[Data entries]
————————
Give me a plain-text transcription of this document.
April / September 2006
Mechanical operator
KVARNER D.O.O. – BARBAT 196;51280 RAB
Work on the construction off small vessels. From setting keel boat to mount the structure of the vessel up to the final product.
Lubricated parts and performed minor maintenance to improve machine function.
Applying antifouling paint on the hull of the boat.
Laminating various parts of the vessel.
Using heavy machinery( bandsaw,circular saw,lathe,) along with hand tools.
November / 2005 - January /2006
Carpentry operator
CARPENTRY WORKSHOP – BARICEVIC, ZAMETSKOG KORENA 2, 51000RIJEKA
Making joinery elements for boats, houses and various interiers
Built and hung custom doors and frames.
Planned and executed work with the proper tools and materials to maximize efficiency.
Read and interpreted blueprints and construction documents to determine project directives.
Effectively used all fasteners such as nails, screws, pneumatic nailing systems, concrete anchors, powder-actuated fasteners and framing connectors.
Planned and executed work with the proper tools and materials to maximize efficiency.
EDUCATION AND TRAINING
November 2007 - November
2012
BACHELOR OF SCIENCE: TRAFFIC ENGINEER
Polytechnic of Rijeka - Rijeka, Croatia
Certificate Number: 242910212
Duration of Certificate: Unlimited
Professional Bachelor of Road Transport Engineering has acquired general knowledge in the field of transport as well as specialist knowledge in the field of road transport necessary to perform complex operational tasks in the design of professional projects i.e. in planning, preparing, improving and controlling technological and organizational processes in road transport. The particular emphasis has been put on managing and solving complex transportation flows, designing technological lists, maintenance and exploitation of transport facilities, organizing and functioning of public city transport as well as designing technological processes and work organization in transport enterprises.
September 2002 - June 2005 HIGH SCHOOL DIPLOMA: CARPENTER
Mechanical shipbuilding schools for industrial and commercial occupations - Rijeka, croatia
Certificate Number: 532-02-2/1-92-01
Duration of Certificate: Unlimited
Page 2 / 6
————————
• [Your objective] Every record above should be copied exactly.

• [Correct output]
Give me a plain-text transcription of this document.
April / September 2006
Mechanical operator
KVARNER D.O.O. – BARBAT 196;51280 RAB
Work on the construction off small vessels. From setting keel boat to mount the structure of the vessel up to the final product.
Lubricated parts and performed minor maintenance to improve machine function.
Applying antifouling paint on the hull of the boat.
Laminating various parts of the vessel.
Using heavy machinery( bandsaw,circular saw,lathe,) along with hand tools.
November / 2005 - January /2006
Carpentry operator
CARPENTRY WORKSHOP – BARICEVIC, ZAMETSKOG KORENA 2, 51000RIJEKA
Making joinery elements for boats, houses and various interiers
Built and hung custom doors and frames.
Planned and executed work with the proper tools and materials to maximize efficiency.
Read and interpreted blueprints and construction documents to determine project directives.
Effectively used all fasteners such as nails, screws, pneumatic nailing systems, concrete anchors, powder-actuated fasteners and framing connectors.
Planned and executed work with the proper tools and materials to maximize efficiency.
EDUCATION AND TRAINING
November 2007 - November
2012
BACHELOR OF SCIENCE: TRAFFIC ENGINEER
Polytechnic of Rijeka - Rijeka, Croatia
Certificate Number: 242910212
Duration of Certificate: Unlimited
Professional Bachelor of Road Transport Engineering has acquired general knowledge in the field of transport as well as specialist knowledge in the field of road transport necessary to perform complex operational tasks in the design of professional projects i.e. in planning, preparing, improving and controlling technological and organizational processes in road transport. The particular emphasis has been put on managing and solving complex transportation flows, designing technological lists, maintenance and exploitation of transport facilities, organizing and functioning of public city transport as well as designing technological processes and work organization in transport enterprises.
September 2002 - June 2005 HIGH SCHOOL DIPLOMA: CARPENTER
Mechanical shipbuilding schools for industrial and commercial occupations - Rijeka, croatia
Certificate Number: 532-02-2/1-92-01
Duration of Certificate: Unlimited
Page 2 / 6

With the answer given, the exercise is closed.